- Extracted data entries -
• • • • •

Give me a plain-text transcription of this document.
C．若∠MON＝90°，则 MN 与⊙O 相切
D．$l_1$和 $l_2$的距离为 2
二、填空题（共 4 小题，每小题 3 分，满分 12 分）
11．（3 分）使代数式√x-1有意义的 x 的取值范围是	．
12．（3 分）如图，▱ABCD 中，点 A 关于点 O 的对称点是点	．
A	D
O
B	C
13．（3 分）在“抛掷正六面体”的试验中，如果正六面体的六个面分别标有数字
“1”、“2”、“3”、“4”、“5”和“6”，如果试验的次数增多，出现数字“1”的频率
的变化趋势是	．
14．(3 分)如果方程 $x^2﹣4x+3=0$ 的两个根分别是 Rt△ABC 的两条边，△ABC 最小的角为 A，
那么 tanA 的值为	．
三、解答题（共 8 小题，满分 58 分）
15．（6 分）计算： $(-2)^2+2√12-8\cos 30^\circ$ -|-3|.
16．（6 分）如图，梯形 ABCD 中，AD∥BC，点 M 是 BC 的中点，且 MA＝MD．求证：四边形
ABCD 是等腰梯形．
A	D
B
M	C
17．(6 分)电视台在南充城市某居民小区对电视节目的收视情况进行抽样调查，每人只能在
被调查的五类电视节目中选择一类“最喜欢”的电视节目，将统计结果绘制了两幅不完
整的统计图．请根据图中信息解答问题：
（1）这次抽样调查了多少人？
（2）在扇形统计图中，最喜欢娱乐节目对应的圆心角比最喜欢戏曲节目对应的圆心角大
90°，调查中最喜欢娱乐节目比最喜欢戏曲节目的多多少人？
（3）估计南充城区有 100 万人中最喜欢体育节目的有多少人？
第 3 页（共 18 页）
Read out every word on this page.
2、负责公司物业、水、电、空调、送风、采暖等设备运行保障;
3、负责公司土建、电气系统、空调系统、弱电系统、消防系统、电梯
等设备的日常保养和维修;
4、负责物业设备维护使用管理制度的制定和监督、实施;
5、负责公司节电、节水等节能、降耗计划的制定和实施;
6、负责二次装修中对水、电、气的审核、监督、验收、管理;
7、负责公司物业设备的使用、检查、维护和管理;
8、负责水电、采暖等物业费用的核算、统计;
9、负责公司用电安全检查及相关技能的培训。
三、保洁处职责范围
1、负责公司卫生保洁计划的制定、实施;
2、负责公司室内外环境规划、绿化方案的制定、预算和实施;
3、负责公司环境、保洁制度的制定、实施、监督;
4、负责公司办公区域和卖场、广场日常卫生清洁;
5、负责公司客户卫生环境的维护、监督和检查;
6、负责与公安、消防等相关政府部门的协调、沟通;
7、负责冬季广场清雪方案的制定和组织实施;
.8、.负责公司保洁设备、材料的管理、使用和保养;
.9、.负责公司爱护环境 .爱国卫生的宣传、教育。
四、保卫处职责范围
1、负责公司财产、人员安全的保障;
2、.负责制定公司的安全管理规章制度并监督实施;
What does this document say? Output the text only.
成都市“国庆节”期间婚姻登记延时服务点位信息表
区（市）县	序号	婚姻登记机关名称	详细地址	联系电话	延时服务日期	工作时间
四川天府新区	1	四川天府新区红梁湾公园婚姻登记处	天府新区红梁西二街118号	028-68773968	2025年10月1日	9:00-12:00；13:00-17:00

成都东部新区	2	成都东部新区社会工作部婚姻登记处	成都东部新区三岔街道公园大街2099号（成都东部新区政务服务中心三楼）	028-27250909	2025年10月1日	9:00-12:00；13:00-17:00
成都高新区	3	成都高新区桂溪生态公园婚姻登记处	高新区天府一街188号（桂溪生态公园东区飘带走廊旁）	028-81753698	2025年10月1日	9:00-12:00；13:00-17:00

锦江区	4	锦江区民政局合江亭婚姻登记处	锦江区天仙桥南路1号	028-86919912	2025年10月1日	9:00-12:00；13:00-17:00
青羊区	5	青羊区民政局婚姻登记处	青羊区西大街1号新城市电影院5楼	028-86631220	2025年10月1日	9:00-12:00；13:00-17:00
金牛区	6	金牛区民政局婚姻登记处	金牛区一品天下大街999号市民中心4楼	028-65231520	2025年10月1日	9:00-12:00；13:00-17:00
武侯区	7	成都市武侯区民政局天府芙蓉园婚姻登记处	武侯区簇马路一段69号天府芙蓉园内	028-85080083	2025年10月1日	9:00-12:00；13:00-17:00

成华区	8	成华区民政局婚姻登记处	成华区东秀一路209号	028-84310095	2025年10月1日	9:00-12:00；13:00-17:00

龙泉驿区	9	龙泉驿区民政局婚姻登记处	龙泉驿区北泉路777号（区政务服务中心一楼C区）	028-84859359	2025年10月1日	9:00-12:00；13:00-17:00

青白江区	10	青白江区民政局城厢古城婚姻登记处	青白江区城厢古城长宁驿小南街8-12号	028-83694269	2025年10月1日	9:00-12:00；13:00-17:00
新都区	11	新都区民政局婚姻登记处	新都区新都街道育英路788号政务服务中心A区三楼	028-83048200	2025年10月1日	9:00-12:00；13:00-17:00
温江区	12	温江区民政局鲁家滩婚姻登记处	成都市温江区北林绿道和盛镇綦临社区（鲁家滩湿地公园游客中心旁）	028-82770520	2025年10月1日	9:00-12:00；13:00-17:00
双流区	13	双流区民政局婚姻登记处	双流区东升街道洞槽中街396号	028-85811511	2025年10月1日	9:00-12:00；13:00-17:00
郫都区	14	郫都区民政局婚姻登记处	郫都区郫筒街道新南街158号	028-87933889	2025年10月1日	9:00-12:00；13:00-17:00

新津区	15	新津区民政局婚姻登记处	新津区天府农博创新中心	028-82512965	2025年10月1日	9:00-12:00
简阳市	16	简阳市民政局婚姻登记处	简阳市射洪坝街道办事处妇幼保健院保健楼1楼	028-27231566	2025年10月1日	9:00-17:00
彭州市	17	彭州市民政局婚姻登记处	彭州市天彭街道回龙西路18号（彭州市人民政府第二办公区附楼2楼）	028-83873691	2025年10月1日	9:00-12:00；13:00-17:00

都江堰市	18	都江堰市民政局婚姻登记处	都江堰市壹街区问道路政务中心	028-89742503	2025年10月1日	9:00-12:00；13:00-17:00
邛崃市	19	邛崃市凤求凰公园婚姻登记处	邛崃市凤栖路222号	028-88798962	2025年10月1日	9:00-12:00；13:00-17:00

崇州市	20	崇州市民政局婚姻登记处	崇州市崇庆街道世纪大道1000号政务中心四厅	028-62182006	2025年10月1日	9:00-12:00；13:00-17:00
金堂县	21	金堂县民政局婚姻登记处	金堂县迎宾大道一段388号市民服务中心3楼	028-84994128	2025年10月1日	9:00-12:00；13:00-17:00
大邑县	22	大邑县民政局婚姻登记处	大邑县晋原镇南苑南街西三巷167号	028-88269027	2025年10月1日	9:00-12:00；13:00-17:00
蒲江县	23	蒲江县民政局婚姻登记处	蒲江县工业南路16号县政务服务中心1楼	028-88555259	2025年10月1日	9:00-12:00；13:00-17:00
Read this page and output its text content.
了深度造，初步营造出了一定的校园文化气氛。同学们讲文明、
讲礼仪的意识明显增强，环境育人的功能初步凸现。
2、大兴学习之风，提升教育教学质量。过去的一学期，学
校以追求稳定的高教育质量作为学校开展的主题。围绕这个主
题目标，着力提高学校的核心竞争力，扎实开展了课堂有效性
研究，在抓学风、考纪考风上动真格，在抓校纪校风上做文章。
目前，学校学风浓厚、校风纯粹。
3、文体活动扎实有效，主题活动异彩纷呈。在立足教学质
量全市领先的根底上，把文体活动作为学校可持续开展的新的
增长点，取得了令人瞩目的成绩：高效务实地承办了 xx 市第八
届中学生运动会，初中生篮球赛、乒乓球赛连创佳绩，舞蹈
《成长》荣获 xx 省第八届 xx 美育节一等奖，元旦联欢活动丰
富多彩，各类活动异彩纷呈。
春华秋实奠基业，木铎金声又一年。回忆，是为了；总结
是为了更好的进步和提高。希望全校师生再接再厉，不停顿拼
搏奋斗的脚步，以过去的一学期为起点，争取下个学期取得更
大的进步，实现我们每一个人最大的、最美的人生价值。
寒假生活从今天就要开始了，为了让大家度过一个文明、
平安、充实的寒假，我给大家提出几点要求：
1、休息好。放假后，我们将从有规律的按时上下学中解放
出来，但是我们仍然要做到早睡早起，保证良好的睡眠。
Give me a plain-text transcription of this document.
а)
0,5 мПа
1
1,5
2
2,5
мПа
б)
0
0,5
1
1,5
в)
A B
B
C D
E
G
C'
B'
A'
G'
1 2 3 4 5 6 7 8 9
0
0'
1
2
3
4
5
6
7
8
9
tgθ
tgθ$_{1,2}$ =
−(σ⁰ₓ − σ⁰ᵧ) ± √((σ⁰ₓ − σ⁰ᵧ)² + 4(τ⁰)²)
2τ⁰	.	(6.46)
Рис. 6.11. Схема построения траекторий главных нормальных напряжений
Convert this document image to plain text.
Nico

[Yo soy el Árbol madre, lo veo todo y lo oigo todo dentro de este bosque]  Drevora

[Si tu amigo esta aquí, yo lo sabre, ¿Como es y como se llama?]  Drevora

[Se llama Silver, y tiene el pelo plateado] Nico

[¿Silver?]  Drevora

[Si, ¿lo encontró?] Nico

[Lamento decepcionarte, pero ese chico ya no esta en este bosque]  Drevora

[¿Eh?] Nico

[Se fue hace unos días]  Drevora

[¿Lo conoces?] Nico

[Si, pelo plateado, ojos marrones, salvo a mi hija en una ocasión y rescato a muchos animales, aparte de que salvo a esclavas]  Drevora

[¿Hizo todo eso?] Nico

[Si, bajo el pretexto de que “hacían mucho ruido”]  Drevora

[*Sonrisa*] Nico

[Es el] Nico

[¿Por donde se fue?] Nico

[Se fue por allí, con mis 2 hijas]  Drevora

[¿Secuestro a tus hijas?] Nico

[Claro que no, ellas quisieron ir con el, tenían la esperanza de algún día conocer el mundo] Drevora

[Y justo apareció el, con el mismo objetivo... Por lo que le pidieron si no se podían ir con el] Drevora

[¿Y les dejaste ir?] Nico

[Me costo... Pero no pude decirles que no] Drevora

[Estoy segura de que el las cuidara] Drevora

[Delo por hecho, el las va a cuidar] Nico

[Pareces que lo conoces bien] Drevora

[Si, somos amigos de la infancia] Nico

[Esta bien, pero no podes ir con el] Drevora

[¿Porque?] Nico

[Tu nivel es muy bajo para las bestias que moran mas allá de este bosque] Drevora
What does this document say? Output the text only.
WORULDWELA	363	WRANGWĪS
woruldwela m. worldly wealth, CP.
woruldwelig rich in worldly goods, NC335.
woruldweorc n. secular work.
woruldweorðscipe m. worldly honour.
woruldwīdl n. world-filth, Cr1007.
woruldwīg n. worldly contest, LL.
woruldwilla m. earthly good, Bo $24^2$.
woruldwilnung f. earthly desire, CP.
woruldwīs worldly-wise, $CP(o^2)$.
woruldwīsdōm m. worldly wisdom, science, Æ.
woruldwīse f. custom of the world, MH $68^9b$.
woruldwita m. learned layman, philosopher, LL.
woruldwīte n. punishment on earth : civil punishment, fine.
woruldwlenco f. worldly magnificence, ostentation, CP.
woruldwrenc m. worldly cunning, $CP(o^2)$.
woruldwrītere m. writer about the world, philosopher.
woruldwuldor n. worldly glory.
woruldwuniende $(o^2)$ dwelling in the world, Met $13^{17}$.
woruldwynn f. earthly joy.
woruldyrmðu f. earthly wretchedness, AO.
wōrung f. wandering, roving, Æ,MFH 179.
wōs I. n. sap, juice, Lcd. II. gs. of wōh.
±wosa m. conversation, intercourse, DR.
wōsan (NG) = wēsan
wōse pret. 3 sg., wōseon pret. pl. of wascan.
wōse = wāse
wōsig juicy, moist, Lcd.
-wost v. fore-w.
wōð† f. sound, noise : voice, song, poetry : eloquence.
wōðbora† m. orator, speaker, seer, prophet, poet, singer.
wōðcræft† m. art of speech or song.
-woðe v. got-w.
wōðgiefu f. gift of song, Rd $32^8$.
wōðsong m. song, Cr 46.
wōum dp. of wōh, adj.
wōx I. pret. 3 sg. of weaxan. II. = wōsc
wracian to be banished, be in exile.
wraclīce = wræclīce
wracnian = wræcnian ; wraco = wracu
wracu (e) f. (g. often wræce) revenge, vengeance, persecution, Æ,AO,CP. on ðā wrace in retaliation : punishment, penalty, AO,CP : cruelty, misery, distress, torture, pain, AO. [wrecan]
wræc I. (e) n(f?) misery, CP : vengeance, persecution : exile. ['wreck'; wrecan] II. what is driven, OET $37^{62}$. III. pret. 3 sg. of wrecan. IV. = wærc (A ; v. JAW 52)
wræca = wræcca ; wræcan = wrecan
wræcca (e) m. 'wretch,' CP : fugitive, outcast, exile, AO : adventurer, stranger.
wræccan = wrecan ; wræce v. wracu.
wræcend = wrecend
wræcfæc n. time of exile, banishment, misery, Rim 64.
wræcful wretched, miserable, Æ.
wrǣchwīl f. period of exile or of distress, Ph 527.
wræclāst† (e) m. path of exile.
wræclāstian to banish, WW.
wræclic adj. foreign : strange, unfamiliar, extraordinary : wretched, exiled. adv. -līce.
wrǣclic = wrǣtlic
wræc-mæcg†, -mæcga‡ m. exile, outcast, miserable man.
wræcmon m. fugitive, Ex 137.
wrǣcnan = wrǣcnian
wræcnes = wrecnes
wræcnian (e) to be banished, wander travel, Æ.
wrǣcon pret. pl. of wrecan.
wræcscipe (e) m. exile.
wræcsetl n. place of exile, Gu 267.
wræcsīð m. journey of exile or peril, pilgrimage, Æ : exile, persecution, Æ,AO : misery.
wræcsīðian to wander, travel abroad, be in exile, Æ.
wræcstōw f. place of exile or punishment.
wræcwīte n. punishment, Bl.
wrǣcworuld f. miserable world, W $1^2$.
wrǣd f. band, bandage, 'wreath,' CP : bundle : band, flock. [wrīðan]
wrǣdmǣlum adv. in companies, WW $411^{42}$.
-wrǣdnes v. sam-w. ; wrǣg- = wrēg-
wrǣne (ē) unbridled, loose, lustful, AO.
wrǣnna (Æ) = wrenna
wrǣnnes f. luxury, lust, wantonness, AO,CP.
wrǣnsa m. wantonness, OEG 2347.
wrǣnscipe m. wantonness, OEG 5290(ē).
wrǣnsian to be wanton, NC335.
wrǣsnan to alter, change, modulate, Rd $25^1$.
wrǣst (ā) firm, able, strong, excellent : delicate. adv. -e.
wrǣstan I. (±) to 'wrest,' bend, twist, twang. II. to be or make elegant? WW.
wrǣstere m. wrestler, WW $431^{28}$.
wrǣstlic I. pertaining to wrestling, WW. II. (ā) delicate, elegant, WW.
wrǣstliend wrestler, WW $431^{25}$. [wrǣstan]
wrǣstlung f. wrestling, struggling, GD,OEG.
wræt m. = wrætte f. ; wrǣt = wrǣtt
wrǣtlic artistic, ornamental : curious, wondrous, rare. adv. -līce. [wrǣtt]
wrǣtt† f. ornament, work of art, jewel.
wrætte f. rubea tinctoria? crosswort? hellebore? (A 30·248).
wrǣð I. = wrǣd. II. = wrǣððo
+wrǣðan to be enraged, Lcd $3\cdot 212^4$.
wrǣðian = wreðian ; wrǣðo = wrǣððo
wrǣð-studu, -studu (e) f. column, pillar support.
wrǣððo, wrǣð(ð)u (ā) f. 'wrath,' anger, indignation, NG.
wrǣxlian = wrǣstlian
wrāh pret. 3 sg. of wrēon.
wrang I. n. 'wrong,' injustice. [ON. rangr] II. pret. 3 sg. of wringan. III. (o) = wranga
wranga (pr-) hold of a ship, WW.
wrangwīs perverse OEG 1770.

• • • • •

- The request -
Which lines include the word "hijas"? List them all.

- Solution for this problem -
[Se fue por allí, con mis 2 hijas]  Drevora
[¿Secuestro a tus hijas?] Nico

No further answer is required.